Exercise goal
State how many lines of the data contain the word "entries", and write nothing besides the number.

Task input
>>>

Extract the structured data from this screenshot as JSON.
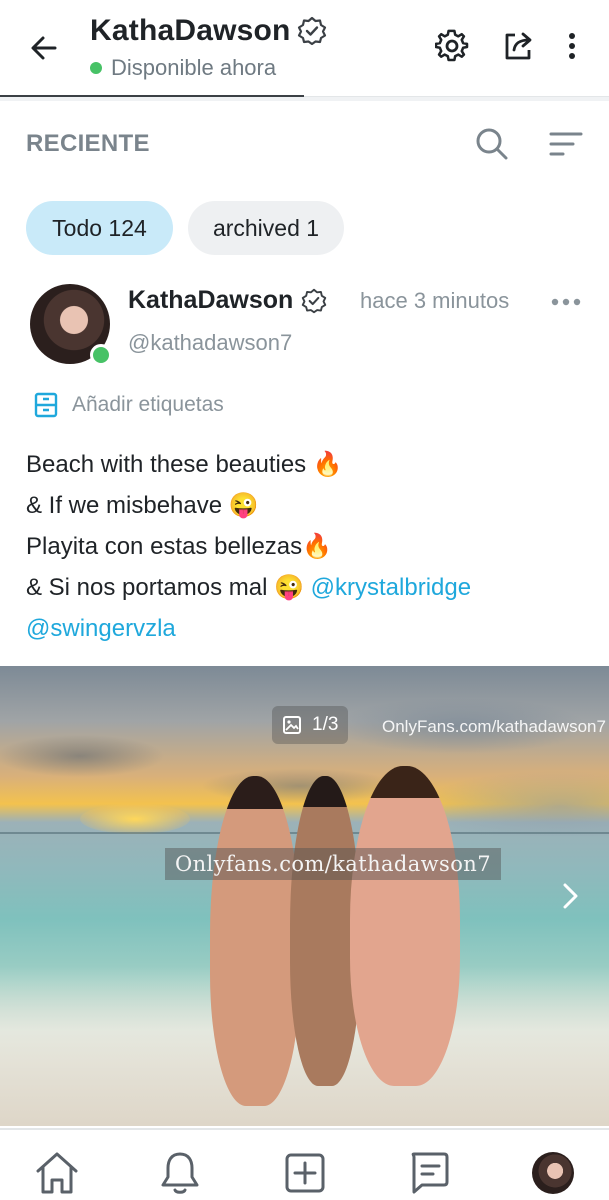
{
  "header": {
    "title": "KathaDawson",
    "status": "Disponible ahora",
    "icons": [
      "back-arrow-icon",
      "verified-badge-icon",
      "gear-icon",
      "share-icon",
      "more-vertical-icon"
    ]
  },
  "section": {
    "label": "RECIENTE",
    "icons": [
      "search-icon",
      "sort-icon"
    ]
  },
  "filters": [
    {
      "label": "Todo 124",
      "active": true
    },
    {
      "label": "archived 1",
      "active": false
    }
  ],
  "post": {
    "author": "KathaDawson",
    "handle": "@kathadawson7",
    "time": "hace 3 minutos",
    "tags_label": "Añadir etiquetas",
    "lines": [
      {
        "text": "Beach with these beauties 🔥",
        "mention": ""
      },
      {
        "text": "& If we misbehave 😜",
        "mention": ""
      },
      {
        "text": "Playita con estas bellezas🔥",
        "mention": ""
      },
      {
        "text": "& Si nos portamos mal 😜 ",
        "mention": "@krystalbridge"
      },
      {
        "text": "",
        "mention": "@swingervzla"
      }
    ],
    "media": {
      "watermark": "Onlyfans.com/kathadawson7",
      "counter": "1/3",
      "corner_watermark": "OnlyFans.com/kathadawson7"
    }
  },
  "bottom_nav": [
    "home-icon",
    "bell-icon",
    "add-post-icon",
    "messages-icon",
    "profile-avatar"
  ],
  "colors": {
    "accent": "#1fa8dc",
    "online": "#47c266",
    "chip_active": "#c9eaf9",
    "chip_inactive": "#eef0f2"
  }
}
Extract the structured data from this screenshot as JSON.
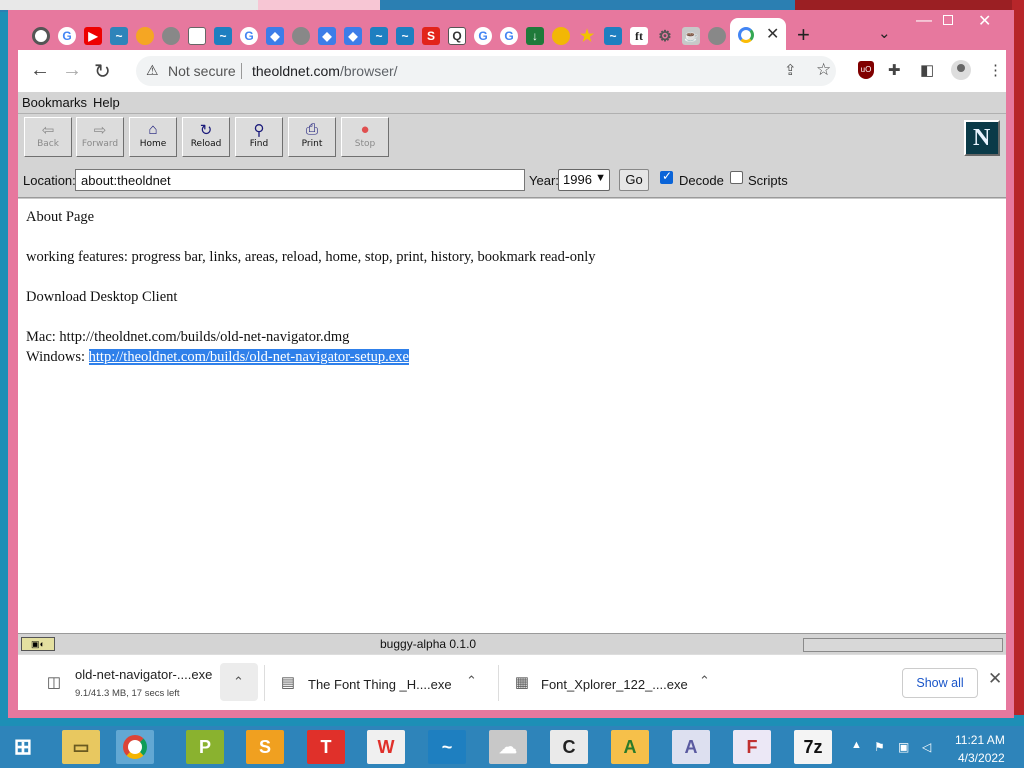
{
  "browser": {
    "active_tab_close": "✕",
    "new_tab": "+",
    "omnibox": {
      "security_label": "Not secure",
      "url_host": "theoldnet.com",
      "url_path": "/browser/"
    }
  },
  "app": {
    "menu": [
      "Bookmarks",
      "Help"
    ],
    "toolbar": {
      "back": "Back",
      "forward": "Forward",
      "home": "Home",
      "reload": "Reload",
      "find": "Find",
      "print": "Print",
      "stop": "Stop"
    },
    "logo_letter": "N",
    "location": {
      "label": "Location:",
      "value": "about:theoldnet",
      "year_label": "Year:",
      "year_value": "1996",
      "go_label": "Go",
      "decode_label": "Decode",
      "decode_checked": true,
      "scripts_label": "Scripts",
      "scripts_checked": false
    },
    "content": {
      "heading": "About Page",
      "features": "working features: progress bar, links, areas, reload, home, stop, print, history, bookmark read-only",
      "download_heading": "Download Desktop Client",
      "mac_label": "Mac: ",
      "mac_link": "http://theoldnet.com/builds/old-net-navigator.dmg",
      "windows_label": "Windows: ",
      "windows_link": "http://theoldnet.com/builds/old-net-navigator-setup.exe"
    },
    "status": {
      "text": "buggy-alpha 0.1.0",
      "progress": 0
    }
  },
  "downloads": {
    "items": [
      {
        "name": "old-net-navigator-....exe",
        "detail": "9.1/41.3 MB, 17 secs left"
      },
      {
        "name": "The Font Thing _H....exe"
      },
      {
        "name": "Font_Xplorer_122_....exe"
      }
    ],
    "show_all": "Show all"
  },
  "taskbar": {
    "clock_time": "11:21 AM",
    "clock_date": "4/3/2022"
  },
  "colors": {
    "window_frame": "#e7789e",
    "selection": "#2f80ea",
    "taskbar": "#2e84ba"
  }
}
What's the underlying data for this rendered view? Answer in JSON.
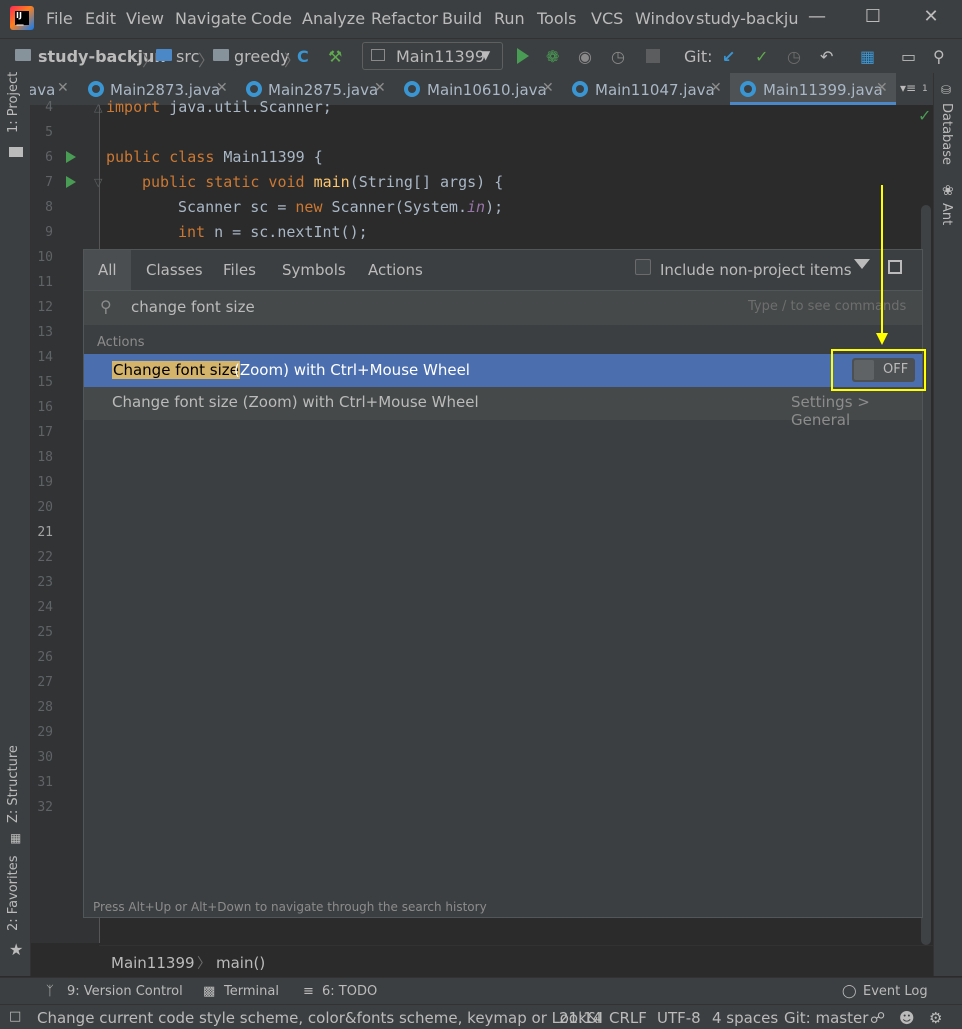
{
  "window": {
    "title": "study-backju",
    "menu": [
      {
        "label": "File",
        "ul": "F"
      },
      {
        "label": "Edit",
        "ul": "E"
      },
      {
        "label": "View",
        "ul": "V"
      },
      {
        "label": "Navigate",
        "ul": "N"
      },
      {
        "label": "Code",
        "ul": "C"
      },
      {
        "label": "Analyze",
        "ul": "z"
      },
      {
        "label": "Refactor",
        "ul": "R"
      },
      {
        "label": "Build",
        "ul": "B"
      },
      {
        "label": "Run",
        "ul": "u"
      },
      {
        "label": "Tools",
        "ul": "T"
      },
      {
        "label": "VCS",
        "ul": "S"
      },
      {
        "label": "Windov",
        "ul": "W"
      }
    ],
    "menu_labels": {
      "file": "File",
      "edit": "Edit",
      "view": "View",
      "navigate": "Navigate",
      "code": "Code",
      "analyze": "Analyze",
      "refactor": "Refactor",
      "build": "Build",
      "run": "Run",
      "tools": "Tools",
      "vcs": "VCS",
      "window": "Windov"
    }
  },
  "toolbar": {
    "project": "study-backjun",
    "src": "src",
    "package": "greedy",
    "run_config": "Main11399",
    "git_label": "Git:"
  },
  "tabs": [
    {
      "label": "ava",
      "active": false
    },
    {
      "label": "Main2873.java",
      "active": false
    },
    {
      "label": "Main2875.java",
      "active": false
    },
    {
      "label": "Main10610.java",
      "active": false
    },
    {
      "label": "Main11047.java",
      "active": false
    },
    {
      "label": "Main11399.java",
      "active": true
    }
  ],
  "tabs_overflow": "1",
  "left_tools": {
    "project": "1: Project",
    "structure": "Z: Structure",
    "favorites": "2: Favorites"
  },
  "right_tools": {
    "database": "Database",
    "ant": "Ant"
  },
  "editor": {
    "line_numbers": [
      "4",
      "5",
      "6",
      "7",
      "8",
      "9",
      "10",
      "11",
      "12",
      "13",
      "14",
      "15",
      "16",
      "17",
      "18",
      "19",
      "20",
      "21",
      "22",
      "23",
      "24",
      "25",
      "26",
      "27",
      "28",
      "29",
      "30",
      "31",
      "32"
    ],
    "current_line": "21",
    "code": {
      "l4_kw": "import",
      "l4_rest": " java.util.Scanner;",
      "l6_kw": "public class",
      "l6_rest": " Main11399 {",
      "l7_kw": "public static void",
      "l7_fn": " main",
      "l7_rest": "(String[] args) {",
      "l8_a": "Scanner sc = ",
      "l8_kw": "new",
      "l8_b": " Scanner(System.",
      "l8_st": "in",
      "l8_c": ");",
      "l9_kw": "int",
      "l9_rest": " n = sc.nextInt();"
    }
  },
  "search_popup": {
    "tabs": [
      "All",
      "Classes",
      "Files",
      "Symbols",
      "Actions"
    ],
    "include_label": "Include non-project items",
    "include_checked": false,
    "query": "change font size",
    "query_hint": "Type / to see commands",
    "section": "Actions",
    "results": [
      {
        "match": "Change font size",
        "rest": " (Zoom) with Ctrl+Mouse Wheel",
        "toggle": "OFF",
        "selected": true
      },
      {
        "label": "Change font size (Zoom) with Ctrl+Mouse Wheel",
        "location": "Settings > General",
        "selected": false
      }
    ],
    "footer_hint": "Press Alt+Up or Alt+Down to navigate through the search history"
  },
  "editor_breadcrumb": {
    "class": "Main11399",
    "method": "main()"
  },
  "bottom_tools": {
    "vcs": "9: Version Control",
    "terminal": "Terminal",
    "todo": "6: TODO",
    "event_log": "Event Log"
  },
  "status": {
    "message": "Change current code style scheme, color&fonts scheme, keymap or Look&I",
    "position": "21:14",
    "line_sep": "CRLF",
    "encoding": "UTF-8",
    "indent": "4 spaces",
    "branch": "Git: master"
  },
  "colors": {
    "accent": "#4b6eaf",
    "highlight": "#ffff00",
    "run_green": "#499c54",
    "match_bg": "#d4b36b"
  }
}
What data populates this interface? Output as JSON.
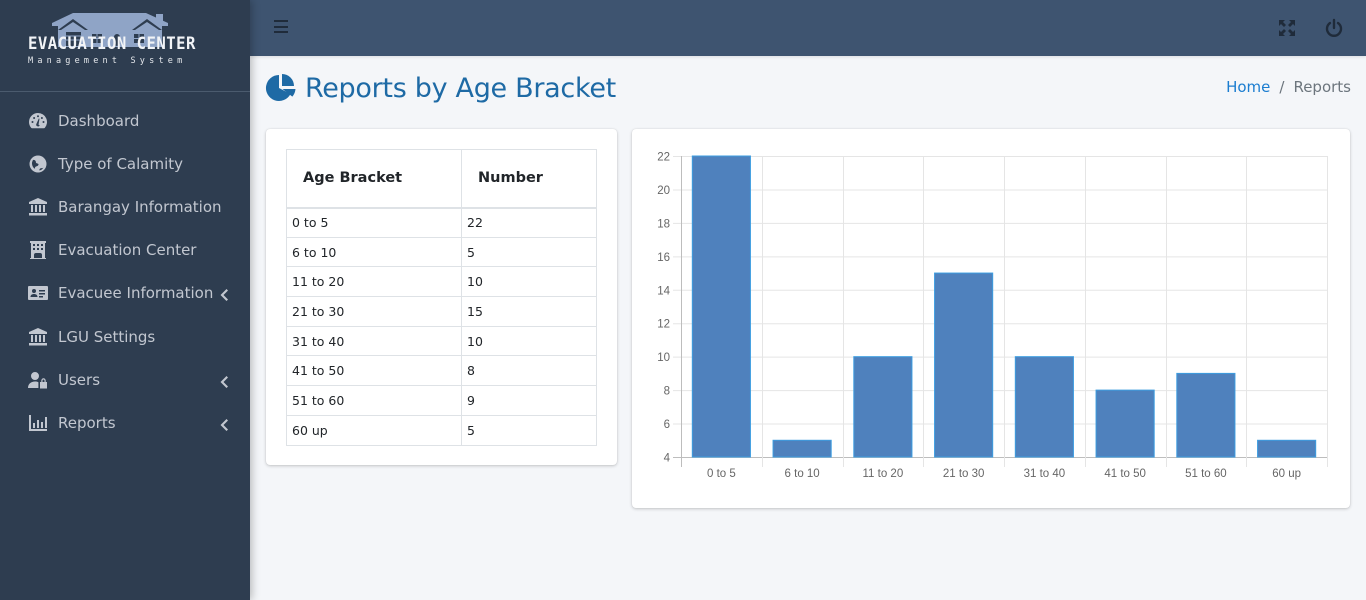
{
  "brand": {
    "title": "EVACUATION CENTER",
    "subtitle": "Management System",
    "logo_icon": "house-icon"
  },
  "sidebar": {
    "items": [
      {
        "label": "Dashboard",
        "icon": "tachometer-icon",
        "has_submenu": false
      },
      {
        "label": "Type of Calamity",
        "icon": "globe-icon",
        "has_submenu": false
      },
      {
        "label": "Barangay Information",
        "icon": "landmark-icon",
        "has_submenu": false
      },
      {
        "label": "Evacuation Center",
        "icon": "building-icon",
        "has_submenu": false
      },
      {
        "label": "Evacuee Information",
        "icon": "id-card-icon",
        "has_submenu": true
      },
      {
        "label": "LGU Settings",
        "icon": "landmark-icon",
        "has_submenu": false
      },
      {
        "label": "Users",
        "icon": "user-lock-icon",
        "has_submenu": true
      },
      {
        "label": "Reports",
        "icon": "bar-chart-icon",
        "has_submenu": true
      }
    ]
  },
  "header": {
    "menu_icon": "hamburger-icon",
    "fullscreen_icon": "expand-icon",
    "logout_icon": "power-icon"
  },
  "page": {
    "title": "Reports by Age Bracket",
    "title_icon": "pie-chart-icon",
    "breadcrumb": {
      "home": "Home",
      "separator": "/",
      "current": "Reports"
    }
  },
  "table": {
    "headers": [
      "Age Bracket",
      "Number"
    ],
    "rows": [
      [
        "0 to 5",
        "22"
      ],
      [
        "6 to 10",
        "5"
      ],
      [
        "11 to 20",
        "10"
      ],
      [
        "21 to 30",
        "15"
      ],
      [
        "31 to 40",
        "10"
      ],
      [
        "41 to 50",
        "8"
      ],
      [
        "51 to 60",
        "9"
      ],
      [
        "60 up",
        "5"
      ]
    ]
  },
  "colors": {
    "sidebar_bg": "#2e3d50",
    "header_bg": "#3e5470",
    "title_blue": "#1e6aa5",
    "bar_fill": "#4f81bd",
    "bar_border": "#3d9de0"
  },
  "chart_data": {
    "type": "bar",
    "title": "",
    "xlabel": "",
    "ylabel": "",
    "categories": [
      "0 to 5",
      "6 to 10",
      "11 to 20",
      "21 to 30",
      "31 to 40",
      "41 to 50",
      "51 to 60",
      "60 up"
    ],
    "values": [
      22,
      5,
      10,
      15,
      10,
      8,
      9,
      5
    ],
    "ylim": [
      4,
      22
    ],
    "yticks": [
      4,
      6,
      8,
      10,
      12,
      14,
      16,
      18,
      20,
      22
    ],
    "grid": true,
    "legend": "none"
  }
}
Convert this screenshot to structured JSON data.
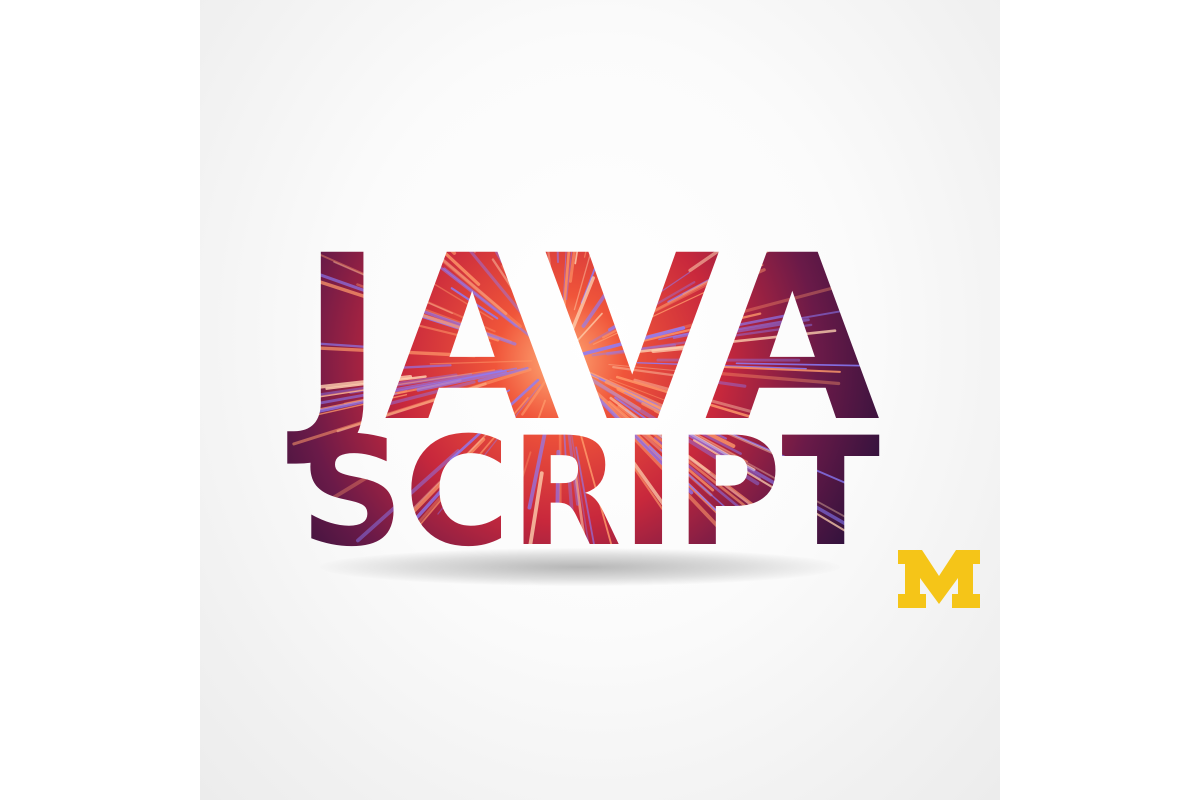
{
  "logo": {
    "line1": "JAVA",
    "line2": "SCRIPT",
    "mark": "M"
  },
  "colors": {
    "background": "#ffffff",
    "fill_dark": "#2a1238",
    "fill_mid": "#8a1c3c",
    "fill_hot": "#f0553a",
    "streak": "#8a7dff",
    "maize": "#f5c518"
  },
  "icons": {
    "mark": "block-m-logo-icon"
  }
}
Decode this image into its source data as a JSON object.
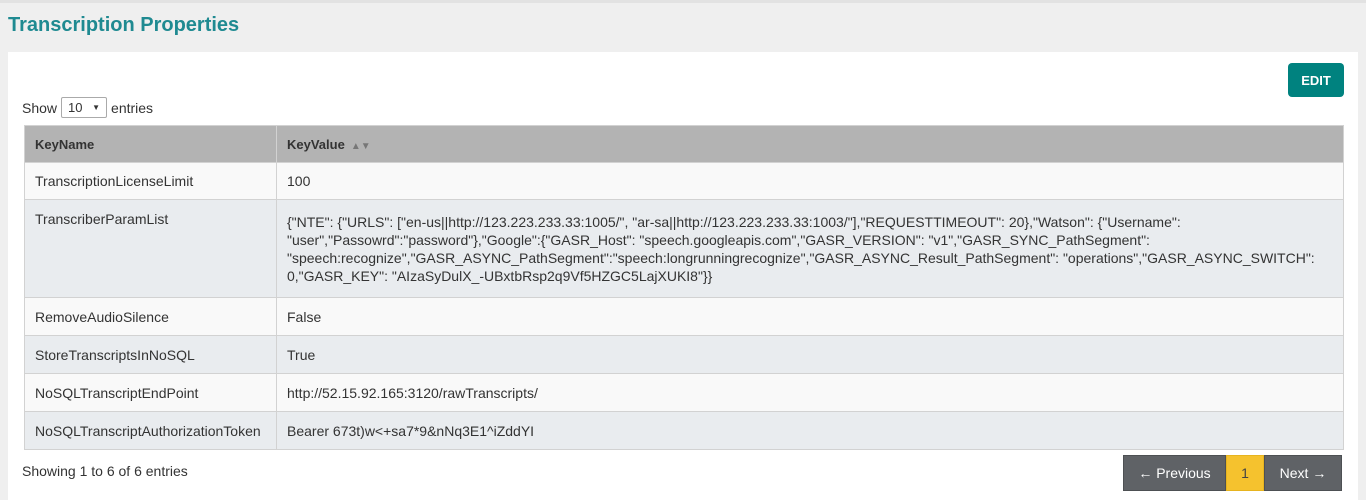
{
  "page": {
    "title": "Transcription Properties"
  },
  "toolbar": {
    "edit_label": "EDIT"
  },
  "length": {
    "show": "Show",
    "selected": "10",
    "entries": "entries"
  },
  "table": {
    "headers": [
      "KeyName",
      "KeyValue"
    ],
    "rows": [
      {
        "key": "TranscriptionLicenseLimit",
        "value": "100"
      },
      {
        "key": "TranscriberParamList",
        "value": "{\"NTE\": {\"URLS\": [\"en-us||http://123.223.233.33:1005/\", \"ar-sa||http://123.223.233.33:1003/\"],\"REQUESTTIMEOUT\": 20},\"Watson\": {\"Username\": \"user\",\"Passowrd\":\"password\"},\"Google\":{\"GASR_Host\": \"speech.googleapis.com\",\"GASR_VERSION\": \"v1\",\"GASR_SYNC_PathSegment\": \"speech:recognize\",\"GASR_ASYNC_PathSegment\":\"speech:longrunningrecognize\",\"GASR_ASYNC_Result_PathSegment\": \"operations\",\"GASR_ASYNC_SWITCH\": 0,\"GASR_KEY\": \"AIzaSyDulX_-UBxtbRsp2q9Vf5HZGC5LajXUKI8\"}}"
      },
      {
        "key": "RemoveAudioSilence",
        "value": "False"
      },
      {
        "key": "StoreTranscriptsInNoSQL",
        "value": "True"
      },
      {
        "key": "NoSQLTranscriptEndPoint",
        "value": "http://52.15.92.165:3120/rawTranscripts/"
      },
      {
        "key": "NoSQLTranscriptAuthorizationToken",
        "value": "Bearer 673t)w<+sa7*9&nNq3E1^iZddYI"
      }
    ]
  },
  "info": "Showing 1 to 6 of 6 entries",
  "pagination": {
    "previous": "← Previous",
    "current": "1",
    "next": "Next →"
  },
  "icons": {
    "sort": "sort-icon",
    "dropdown": "chevron-down-icon"
  },
  "colors": {
    "title": "#1f8a91",
    "edit_button": "#00827f",
    "header_bg": "#b3b3b3",
    "page_current": "#f5c22e",
    "pager_bg": "#5f6266"
  }
}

<<<

Full solution
2